What the task requires:
Would you transcribe all of the data exactly, down to the last character?

Extracted material:

####################

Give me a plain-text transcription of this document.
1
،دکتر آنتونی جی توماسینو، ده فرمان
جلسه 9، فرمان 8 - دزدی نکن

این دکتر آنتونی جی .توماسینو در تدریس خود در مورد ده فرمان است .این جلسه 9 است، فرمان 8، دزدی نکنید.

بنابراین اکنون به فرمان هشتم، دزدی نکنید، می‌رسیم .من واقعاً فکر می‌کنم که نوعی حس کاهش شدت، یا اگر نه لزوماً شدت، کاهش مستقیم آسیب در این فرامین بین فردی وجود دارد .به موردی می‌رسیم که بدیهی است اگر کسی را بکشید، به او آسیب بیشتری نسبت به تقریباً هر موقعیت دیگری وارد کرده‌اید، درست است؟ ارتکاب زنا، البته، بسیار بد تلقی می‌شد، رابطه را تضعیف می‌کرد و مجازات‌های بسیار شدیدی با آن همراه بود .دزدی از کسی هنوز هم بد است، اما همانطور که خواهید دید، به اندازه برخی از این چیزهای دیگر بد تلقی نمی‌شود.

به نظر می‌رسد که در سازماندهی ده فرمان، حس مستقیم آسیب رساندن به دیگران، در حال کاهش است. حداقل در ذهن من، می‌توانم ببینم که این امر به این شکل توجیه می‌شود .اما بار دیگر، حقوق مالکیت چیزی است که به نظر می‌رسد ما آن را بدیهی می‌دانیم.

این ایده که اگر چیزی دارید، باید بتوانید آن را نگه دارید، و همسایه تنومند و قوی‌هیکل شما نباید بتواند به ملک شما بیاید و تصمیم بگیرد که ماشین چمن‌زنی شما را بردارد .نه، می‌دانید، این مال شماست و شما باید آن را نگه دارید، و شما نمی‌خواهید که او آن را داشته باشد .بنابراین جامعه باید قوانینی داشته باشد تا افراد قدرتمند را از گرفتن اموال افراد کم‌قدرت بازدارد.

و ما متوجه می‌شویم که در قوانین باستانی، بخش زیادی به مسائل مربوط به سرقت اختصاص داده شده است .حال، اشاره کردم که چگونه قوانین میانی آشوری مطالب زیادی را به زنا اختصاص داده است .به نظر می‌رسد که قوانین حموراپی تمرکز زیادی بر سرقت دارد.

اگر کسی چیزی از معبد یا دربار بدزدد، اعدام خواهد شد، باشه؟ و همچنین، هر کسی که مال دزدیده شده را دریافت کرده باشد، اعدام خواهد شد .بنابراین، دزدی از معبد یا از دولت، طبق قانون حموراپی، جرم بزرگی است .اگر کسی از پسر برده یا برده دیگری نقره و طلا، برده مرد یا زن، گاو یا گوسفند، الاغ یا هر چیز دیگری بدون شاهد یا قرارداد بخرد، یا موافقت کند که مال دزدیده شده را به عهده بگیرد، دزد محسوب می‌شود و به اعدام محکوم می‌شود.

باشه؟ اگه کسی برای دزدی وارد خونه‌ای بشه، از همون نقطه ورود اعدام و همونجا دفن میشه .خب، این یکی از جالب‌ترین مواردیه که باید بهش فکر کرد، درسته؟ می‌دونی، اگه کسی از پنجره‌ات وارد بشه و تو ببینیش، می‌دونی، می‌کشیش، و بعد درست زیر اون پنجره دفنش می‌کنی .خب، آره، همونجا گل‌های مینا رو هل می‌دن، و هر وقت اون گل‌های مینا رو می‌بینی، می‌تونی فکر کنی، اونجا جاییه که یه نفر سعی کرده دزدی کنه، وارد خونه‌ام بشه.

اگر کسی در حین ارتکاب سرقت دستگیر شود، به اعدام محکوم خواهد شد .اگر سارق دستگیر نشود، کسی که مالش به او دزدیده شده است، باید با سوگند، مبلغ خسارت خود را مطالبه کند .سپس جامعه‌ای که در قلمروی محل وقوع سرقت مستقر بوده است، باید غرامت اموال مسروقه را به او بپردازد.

####################

Task result:
Give me a plain-text transcription of this document.
1
،دکتر آنتونی جی توماسینو، ده فرمان
جلسه 9، فرمان 8 - دزدی نکن

این دکتر آنتونی جی .توماسینو در تدریس خود در مورد ده فرمان است .این جلسه 9 است، فرمان 8، دزدی نکنید.

بنابراین اکنون به فرمان هشتم، دزدی نکنید، می‌رسیم .من واقعاً فکر می‌کنم که نوعی حس کاهش شدت، یا اگر نه لزوماً شدت، کاهش مستقیم آسیب در این فرامین بین فردی وجود دارد .به موردی می‌رسیم که بدیهی است اگر کسی را بکشید، به او آسیب بیشتری نسبت به تقریباً هر موقعیت دیگری وارد کرده‌اید، درست است؟ ارتکاب زنا، البته، بسیار بد تلقی می‌شد، رابطه را تضعیف می‌کرد و مجازات‌های بسیار شدیدی با آن همراه بود .دزدی از کسی هنوز هم بد است، اما همانطور که خواهید دید، به اندازه برخی از این چیزهای دیگر بد تلقی نمی‌شود.

به نظر می‌رسد که در سازماندهی ده فرمان، حس مستقیم آسیب رساندن به دیگران، در حال کاهش است. حداقل در ذهن من، می‌توانم ببینم که این امر به این شکل توجیه می‌شود .اما بار دیگر، حقوق مالکیت چیزی است که به نظر می‌رسد ما آن را بدیهی می‌دانیم.

این ایده که اگر چیزی دارید، باید بتوانید آن را نگه دارید، و همسایه تنومند و قوی‌هیکل شما نباید بتواند به ملک شما بیاید و تصمیم بگیرد که ماشین چمن‌زنی شما را بردارد .نه، می‌دانید، این مال شماست و شما باید آن را نگه دارید، و شما نمی‌خواهید که او آن را داشته باشد .بنابراین جامعه باید قوانینی داشته باشد تا افراد قدرتمند را از گرفتن اموال افراد کم‌قدرت بازدارد.

و ما متوجه می‌شویم که در قوانین باستانی، بخش زیادی به مسائل مربوط به سرقت اختصاص داده شده است .حال، اشاره کردم که چگونه قوانین میانی آشوری مطالب زیادی را به زنا اختصاص داده است .به نظر می‌رسد که قوانین حموراپی تمرکز زیادی بر سرقت دارد.

اگر کسی چیزی از معبد یا دربار بدزدد، اعدام خواهد شد، باشه؟ و همچنین، هر کسی که مال دزدیده شده را دریافت کرده باشد، اعدام خواهد شد .بنابراین، دزدی از معبد یا از دولت، طبق قانون حموراپی، جرم بزرگی است .اگر کسی از پسر برده یا برده دیگری نقره و طلا، برده مرد یا زن، گاو یا گوسفند، الاغ یا هر چیز دیگری بدون شاهد یا قرارداد بخرد، یا موافقت کند که مال دزدیده شده را به عهده بگیرد، دزد محسوب می‌شود و به اعدام محکوم می‌شود.

باشه؟ اگه کسی برای دزدی وارد خونه‌ای بشه، از همون نقطه ورود اعدام و همونجا دفن میشه .خب، این یکی از جالب‌ترین مواردیه که باید بهش فکر کرد، درسته؟ می‌دونی، اگه کسی از پنجره‌ات وارد بشه و تو ببینیش، می‌دونی، می‌کشیش، و بعد درست زیر اون پنجره دفنش می‌کنی .خب، آره، همونجا گل‌های مینا رو هل می‌دن، و هر وقت اون گل‌های مینا رو می‌بینی، می‌تونی فکر کنی، اونجا جاییه که یه نفر سعی کرده دزدی کنه، وارد خونه‌ام بشه.

اگر کسی در حین ارتکاب سرقت دستگیر شود، به اعدام محکوم خواهد شد .اگر سارق دستگیر نشود، کسی که مالش به او دزدیده شده است، باید با سوگند، مبلغ خسارت خود را مطالبه کند .سپس جامعه‌ای که در قلمروی محل وقوع سرقت مستقر بوده است، باید غرامت اموال مسروقه را به او بپردازد.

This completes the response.